▸ **SOURCE MATERIAL**:
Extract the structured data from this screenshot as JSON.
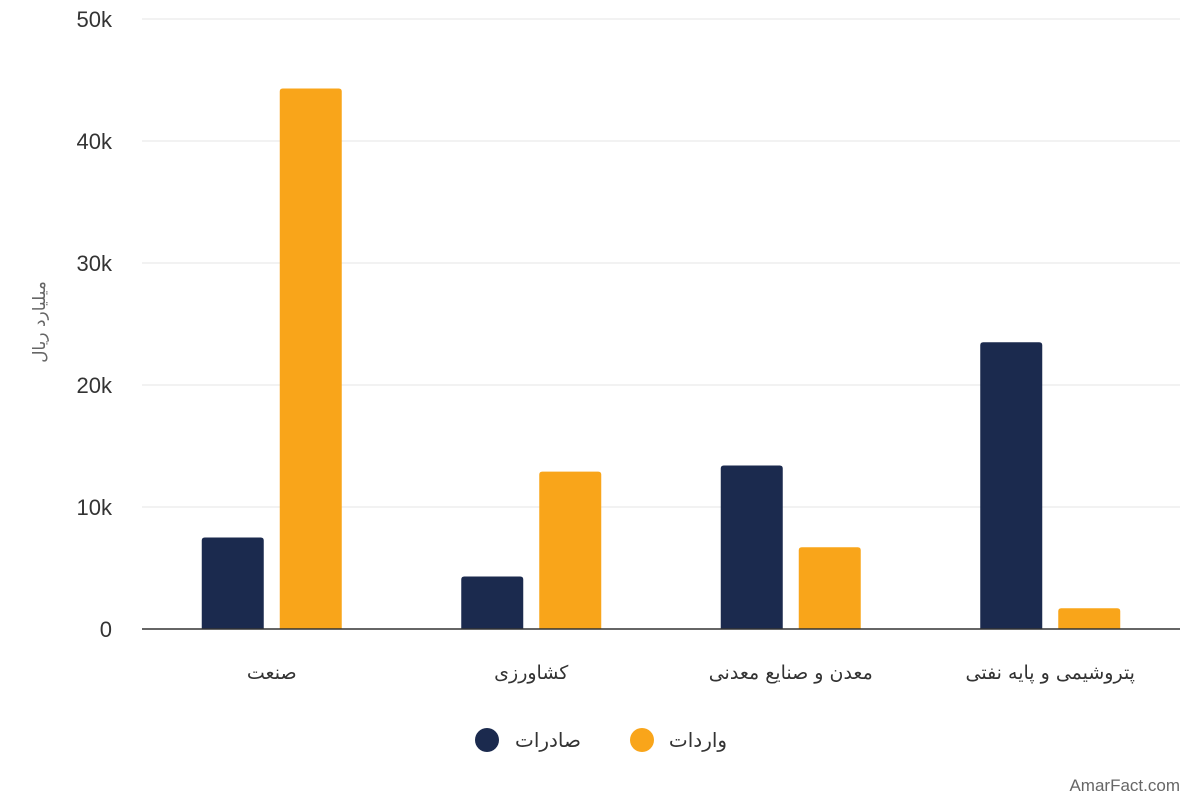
{
  "chart_data": {
    "type": "bar",
    "categories": [
      "صنعت",
      "کشاورزی",
      "معدن و صنایع معدنی",
      "پتروشیمی و پایه نفتی"
    ],
    "series": [
      {
        "name": "صادرات",
        "values": [
          7500,
          4300,
          13400,
          23500
        ],
        "color": "#1b2a4e"
      },
      {
        "name": "واردات",
        "values": [
          44300,
          12900,
          6700,
          1700
        ],
        "color": "#f9a51a"
      }
    ],
    "ylabel": "میلیارد ریال",
    "ylim": [
      0,
      50000
    ],
    "yticks": [
      {
        "value": 0,
        "label": "0"
      },
      {
        "value": 10000,
        "label": "10k"
      },
      {
        "value": 20000,
        "label": "20k"
      },
      {
        "value": 30000,
        "label": "30k"
      },
      {
        "value": 40000,
        "label": "40k"
      },
      {
        "value": 50000,
        "label": "50k"
      }
    ],
    "grid": true,
    "legend_position": "bottom-center"
  },
  "watermark": "AmarFact.com"
}
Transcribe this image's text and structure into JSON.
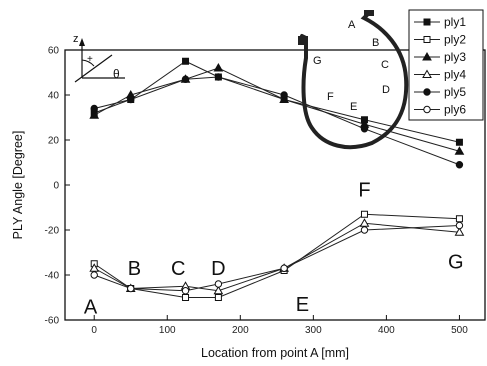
{
  "chart_data": {
    "type": "line",
    "xlabel": "Location from point A [mm]",
    "ylabel": "PLY Angle [Degree]",
    "xlim": [
      -40,
      535
    ],
    "ylim": [
      -60,
      60
    ],
    "x_ticks": [
      "0",
      "100",
      "200",
      "300",
      "400",
      "500"
    ],
    "y_ticks": [
      "60",
      "40",
      "20",
      "0",
      "-20",
      "-40",
      "-60"
    ],
    "legend_position": "top-right",
    "series": [
      {
        "name": "ply1",
        "marker": "square-filled",
        "points": [
          [
            0,
            32
          ],
          [
            50,
            38
          ],
          [
            125,
            55
          ],
          [
            170,
            48
          ],
          [
            260,
            38
          ],
          [
            370,
            29
          ],
          [
            500,
            19
          ]
        ]
      },
      {
        "name": "ply2",
        "marker": "square-open",
        "points": [
          [
            0,
            -35
          ],
          [
            50,
            -46
          ],
          [
            125,
            -50
          ],
          [
            170,
            -50
          ],
          [
            260,
            -38
          ],
          [
            370,
            -13
          ],
          [
            500,
            -15
          ]
        ]
      },
      {
        "name": "ply3",
        "marker": "triangle-filled",
        "points": [
          [
            0,
            31
          ],
          [
            50,
            40
          ],
          [
            125,
            47
          ],
          [
            170,
            52
          ],
          [
            260,
            38
          ],
          [
            370,
            27
          ],
          [
            500,
            15
          ]
        ]
      },
      {
        "name": "ply4",
        "marker": "triangle-open",
        "points": [
          [
            0,
            -37
          ],
          [
            50,
            -46
          ],
          [
            125,
            -45
          ],
          [
            170,
            -47
          ],
          [
            260,
            -37
          ],
          [
            370,
            -17
          ],
          [
            500,
            -21
          ]
        ]
      },
      {
        "name": "ply5",
        "marker": "circle-filled",
        "points": [
          [
            0,
            34
          ],
          [
            50,
            38
          ],
          [
            125,
            47
          ],
          [
            170,
            48
          ],
          [
            260,
            40
          ],
          [
            370,
            25
          ],
          [
            500,
            9
          ]
        ]
      },
      {
        "name": "ply6",
        "marker": "circle-open",
        "points": [
          [
            0,
            -40
          ],
          [
            50,
            -46
          ],
          [
            125,
            -47
          ],
          [
            170,
            -44
          ],
          [
            260,
            -37
          ],
          [
            370,
            -20
          ],
          [
            500,
            -18
          ]
        ]
      }
    ],
    "annotations": [
      {
        "text": "A",
        "x": -5,
        "y": -57
      },
      {
        "text": "B",
        "x": 55,
        "y": -40
      },
      {
        "text": "C",
        "x": 115,
        "y": -40
      },
      {
        "text": "D",
        "x": 170,
        "y": -40
      },
      {
        "text": "E",
        "x": 285,
        "y": -56
      },
      {
        "text": "F",
        "x": 370,
        "y": -5
      },
      {
        "text": "G",
        "x": 495,
        "y": -37
      }
    ]
  },
  "inset_axes": {
    "z": "z",
    "plus": "+",
    "theta": "θ"
  },
  "tire_diagram": {
    "letters": [
      "A",
      "B",
      "C",
      "D",
      "E",
      "F",
      "G"
    ]
  }
}
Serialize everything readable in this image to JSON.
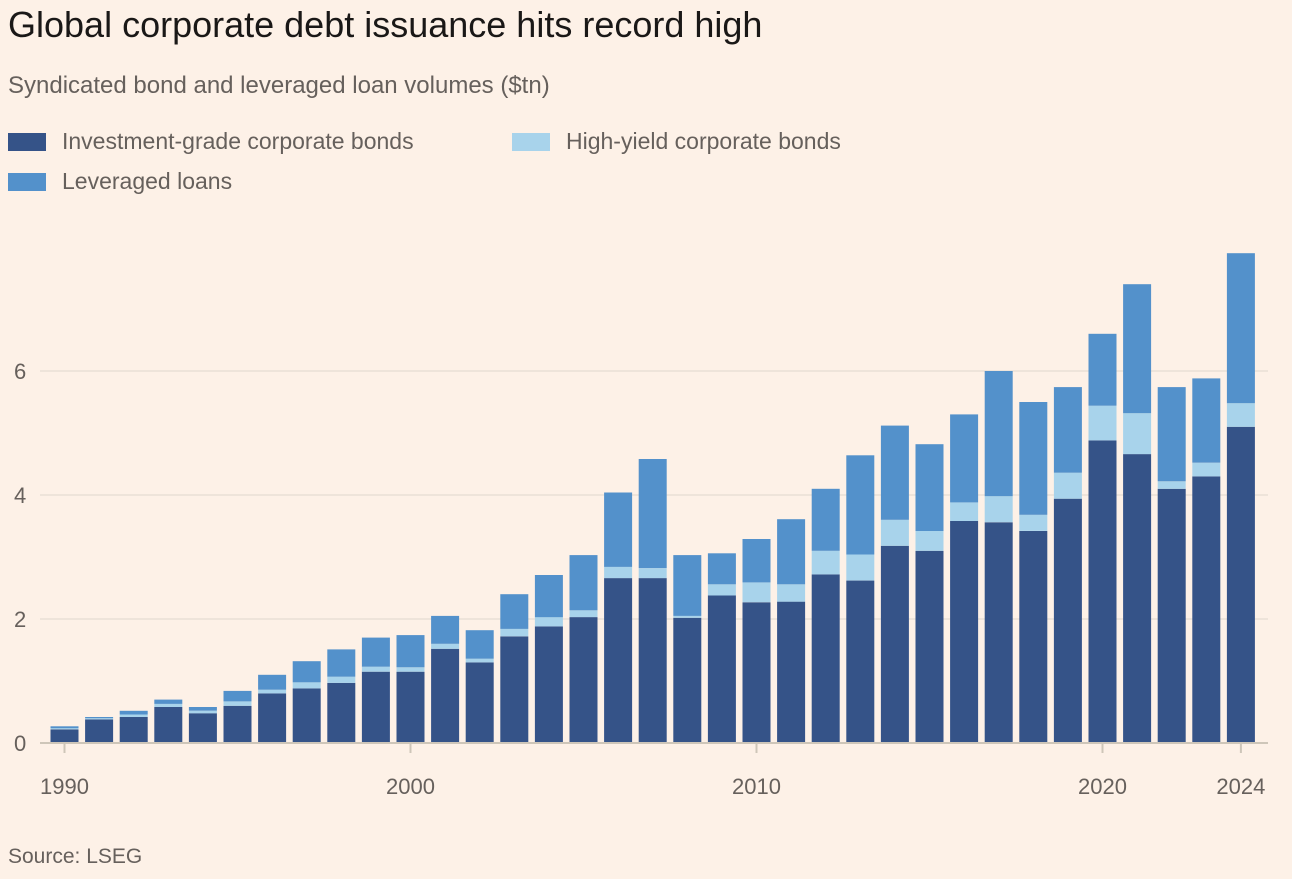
{
  "header": {
    "title": "Global corporate debt issuance hits record high",
    "subtitle": "Syndicated bond and leveraged loan volumes ($tn)"
  },
  "legend": {
    "ig_label": "Investment-grade corporate bonds",
    "hy_label": "High-yield corporate bonds",
    "ll_label": "Leveraged loans"
  },
  "footer": {
    "source": "Source: LSEG"
  },
  "colors": {
    "background": "#FDF1E7",
    "ig": "#355388",
    "hy": "#A8D3EB",
    "ll": "#5391CB",
    "grid": "#E9DFD6",
    "axis": "#CEC6B9"
  },
  "chart_data": {
    "type": "bar",
    "stacked": true,
    "title": "Global corporate debt issuance hits record high",
    "subtitle": "Syndicated bond and leveraged loan volumes ($tn)",
    "xlabel": "",
    "ylabel": "",
    "ylim": [
      0,
      8
    ],
    "yticks": [
      0,
      2,
      4,
      6
    ],
    "grid": true,
    "legend_position": "top-left",
    "source": "Source: LSEG",
    "x_tick_labels": [
      {
        "year": 1990,
        "label": "1990"
      },
      {
        "year": 2000,
        "label": "2000"
      },
      {
        "year": 2010,
        "label": "2010"
      },
      {
        "year": 2020,
        "label": "2020"
      },
      {
        "year": 2024,
        "label": "2024"
      }
    ],
    "categories": [
      1990,
      1991,
      1992,
      1993,
      1994,
      1995,
      1996,
      1997,
      1998,
      1999,
      2000,
      2001,
      2002,
      2003,
      2004,
      2005,
      2006,
      2007,
      2008,
      2009,
      2010,
      2011,
      2012,
      2013,
      2014,
      2015,
      2016,
      2017,
      2018,
      2019,
      2020,
      2021,
      2022,
      2023,
      2024
    ],
    "series": [
      {
        "name": "Investment-grade corporate bonds",
        "key": "ig",
        "values": [
          0.22,
          0.38,
          0.42,
          0.58,
          0.48,
          0.6,
          0.8,
          0.88,
          0.97,
          1.15,
          1.15,
          1.52,
          1.3,
          1.72,
          1.88,
          2.03,
          2.66,
          2.66,
          2.02,
          2.38,
          2.27,
          2.28,
          2.72,
          2.62,
          3.18,
          3.1,
          3.58,
          3.56,
          3.42,
          3.94,
          4.88,
          4.66,
          4.1,
          4.3,
          5.1
        ]
      },
      {
        "name": "High-yield corporate bonds",
        "key": "hy",
        "values": [
          0.02,
          0.02,
          0.04,
          0.05,
          0.04,
          0.07,
          0.06,
          0.1,
          0.1,
          0.08,
          0.07,
          0.08,
          0.06,
          0.12,
          0.15,
          0.11,
          0.18,
          0.16,
          0.03,
          0.18,
          0.32,
          0.28,
          0.38,
          0.42,
          0.42,
          0.32,
          0.3,
          0.42,
          0.26,
          0.42,
          0.56,
          0.66,
          0.12,
          0.22,
          0.38
        ]
      },
      {
        "name": "Leveraged loans",
        "key": "ll",
        "values": [
          0.03,
          0.02,
          0.06,
          0.07,
          0.06,
          0.17,
          0.24,
          0.34,
          0.44,
          0.47,
          0.52,
          0.45,
          0.46,
          0.56,
          0.68,
          0.89,
          1.2,
          1.76,
          0.98,
          0.5,
          0.7,
          1.05,
          1.0,
          1.6,
          1.52,
          1.4,
          1.42,
          2.02,
          1.82,
          1.38,
          1.16,
          2.08,
          1.52,
          1.36,
          2.42
        ]
      }
    ]
  }
}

▸ **TASK INSTRUCTIONS**:
Without including any pictures, print each record exactly.

▸ **OUTPUT OF THE EXERCISE**:
Extract the structured data from this screenshot as JSON.
{
  "chart_data": {
    "type": "bar",
    "categories": [
      "صنعت",
      "کشاورزی",
      "معدن و صنایع معدنی",
      "پتروشیمی و پایه نفتی"
    ],
    "series": [
      {
        "name": "صادرات",
        "values": [
          7500,
          4300,
          13400,
          23500
        ],
        "color": "#1b2a4e"
      },
      {
        "name": "واردات",
        "values": [
          44300,
          12900,
          6700,
          1700
        ],
        "color": "#f9a51a"
      }
    ],
    "ylabel": "میلیارد ریال",
    "ylim": [
      0,
      50000
    ],
    "yticks": [
      {
        "value": 0,
        "label": "0"
      },
      {
        "value": 10000,
        "label": "10k"
      },
      {
        "value": 20000,
        "label": "20k"
      },
      {
        "value": 30000,
        "label": "30k"
      },
      {
        "value": 40000,
        "label": "40k"
      },
      {
        "value": 50000,
        "label": "50k"
      }
    ],
    "grid": true,
    "legend_position": "bottom-center"
  },
  "watermark": "AmarFact.com"
}
Transcribe this image's text and structure into JSON.
{
  "chart_data": {
    "type": "line",
    "xlabel": "Location from point A [mm]",
    "ylabel": "PLY Angle [Degree]",
    "xlim": [
      -40,
      535
    ],
    "ylim": [
      -60,
      60
    ],
    "x_ticks": [
      "0",
      "100",
      "200",
      "300",
      "400",
      "500"
    ],
    "y_ticks": [
      "60",
      "40",
      "20",
      "0",
      "-20",
      "-40",
      "-60"
    ],
    "legend_position": "top-right",
    "series": [
      {
        "name": "ply1",
        "marker": "square-filled",
        "points": [
          [
            0,
            32
          ],
          [
            50,
            38
          ],
          [
            125,
            55
          ],
          [
            170,
            48
          ],
          [
            260,
            38
          ],
          [
            370,
            29
          ],
          [
            500,
            19
          ]
        ]
      },
      {
        "name": "ply2",
        "marker": "square-open",
        "points": [
          [
            0,
            -35
          ],
          [
            50,
            -46
          ],
          [
            125,
            -50
          ],
          [
            170,
            -50
          ],
          [
            260,
            -38
          ],
          [
            370,
            -13
          ],
          [
            500,
            -15
          ]
        ]
      },
      {
        "name": "ply3",
        "marker": "triangle-filled",
        "points": [
          [
            0,
            31
          ],
          [
            50,
            40
          ],
          [
            125,
            47
          ],
          [
            170,
            52
          ],
          [
            260,
            38
          ],
          [
            370,
            27
          ],
          [
            500,
            15
          ]
        ]
      },
      {
        "name": "ply4",
        "marker": "triangle-open",
        "points": [
          [
            0,
            -37
          ],
          [
            50,
            -46
          ],
          [
            125,
            -45
          ],
          [
            170,
            -47
          ],
          [
            260,
            -37
          ],
          [
            370,
            -17
          ],
          [
            500,
            -21
          ]
        ]
      },
      {
        "name": "ply5",
        "marker": "circle-filled",
        "points": [
          [
            0,
            34
          ],
          [
            50,
            38
          ],
          [
            125,
            47
          ],
          [
            170,
            48
          ],
          [
            260,
            40
          ],
          [
            370,
            25
          ],
          [
            500,
            9
          ]
        ]
      },
      {
        "name": "ply6",
        "marker": "circle-open",
        "points": [
          [
            0,
            -40
          ],
          [
            50,
            -46
          ],
          [
            125,
            -47
          ],
          [
            170,
            -44
          ],
          [
            260,
            -37
          ],
          [
            370,
            -20
          ],
          [
            500,
            -18
          ]
        ]
      }
    ],
    "annotations": [
      {
        "text": "A",
        "x": -5,
        "y": -57
      },
      {
        "text": "B",
        "x": 55,
        "y": -40
      },
      {
        "text": "C",
        "x": 115,
        "y": -40
      },
      {
        "text": "D",
        "x": 170,
        "y": -40
      },
      {
        "text": "E",
        "x": 285,
        "y": -56
      },
      {
        "text": "F",
        "x": 370,
        "y": -5
      },
      {
        "text": "G",
        "x": 495,
        "y": -37
      }
    ]
  },
  "inset_axes": {
    "z": "z",
    "plus": "+",
    "theta": "θ"
  },
  "tire_diagram": {
    "letters": [
      "A",
      "B",
      "C",
      "D",
      "E",
      "F",
      "G"
    ]
  }
}
Serialize everything readable in this image to JSON.
{
  "header": {
    "title": "Global corporate debt issuance hits record high",
    "subtitle": "Syndicated bond and leveraged loan volumes ($tn)"
  },
  "legend": {
    "ig_label": "Investment-grade corporate bonds",
    "hy_label": "High-yield corporate bonds",
    "ll_label": "Leveraged loans"
  },
  "footer": {
    "source": "Source: LSEG"
  },
  "colors": {
    "background": "#FDF1E7",
    "ig": "#355388",
    "hy": "#A8D3EB",
    "ll": "#5391CB",
    "grid": "#E9DFD6",
    "axis": "#CEC6B9"
  },
  "chart_data": {
    "type": "bar",
    "stacked": true,
    "title": "Global corporate debt issuance hits record high",
    "subtitle": "Syndicated bond and leveraged loan volumes ($tn)",
    "xlabel": "",
    "ylabel": "",
    "ylim": [
      0,
      8
    ],
    "yticks": [
      0,
      2,
      4,
      6
    ],
    "grid": true,
    "legend_position": "top-left",
    "source": "Source: LSEG",
    "x_tick_labels": [
      {
        "year": 1990,
        "label": "1990"
      },
      {
        "year": 2000,
        "label": "2000"
      },
      {
        "year": 2010,
        "label": "2010"
      },
      {
        "year": 2020,
        "label": "2020"
      },
      {
        "year": 2024,
        "label": "2024"
      }
    ],
    "categories": [
      1990,
      1991,
      1992,
      1993,
      1994,
      1995,
      1996,
      1997,
      1998,
      1999,
      2000,
      2001,
      2002,
      2003,
      2004,
      2005,
      2006,
      2007,
      2008,
      2009,
      2010,
      2011,
      2012,
      2013,
      2014,
      2015,
      2016,
      2017,
      2018,
      2019,
      2020,
      2021,
      2022,
      2023,
      2024
    ],
    "series": [
      {
        "name": "Investment-grade corporate bonds",
        "key": "ig",
        "values": [
          0.22,
          0.38,
          0.42,
          0.58,
          0.48,
          0.6,
          0.8,
          0.88,
          0.97,
          1.15,
          1.15,
          1.52,
          1.3,
          1.72,
          1.88,
          2.03,
          2.66,
          2.66,
          2.02,
          2.38,
          2.27,
          2.28,
          2.72,
          2.62,
          3.18,
          3.1,
          3.58,
          3.56,
          3.42,
          3.94,
          4.88,
          4.66,
          4.1,
          4.3,
          5.1
        ]
      },
      {
        "name": "High-yield corporate bonds",
        "key": "hy",
        "values": [
          0.02,
          0.02,
          0.04,
          0.05,
          0.04,
          0.07,
          0.06,
          0.1,
          0.1,
          0.08,
          0.07,
          0.08,
          0.06,
          0.12,
          0.15,
          0.11,
          0.18,
          0.16,
          0.03,
          0.18,
          0.32,
          0.28,
          0.38,
          0.42,
          0.42,
          0.32,
          0.3,
          0.42,
          0.26,
          0.42,
          0.56,
          0.66,
          0.12,
          0.22,
          0.38
        ]
      },
      {
        "name": "Leveraged loans",
        "key": "ll",
        "values": [
          0.03,
          0.02,
          0.06,
          0.07,
          0.06,
          0.17,
          0.24,
          0.34,
          0.44,
          0.47,
          0.52,
          0.45,
          0.46,
          0.56,
          0.68,
          0.89,
          1.2,
          1.76,
          0.98,
          0.5,
          0.7,
          1.05,
          1.0,
          1.6,
          1.52,
          1.4,
          1.42,
          2.02,
          1.82,
          1.38,
          1.16,
          2.08,
          1.52,
          1.36,
          2.42
        ]
      }
    ]
  }
}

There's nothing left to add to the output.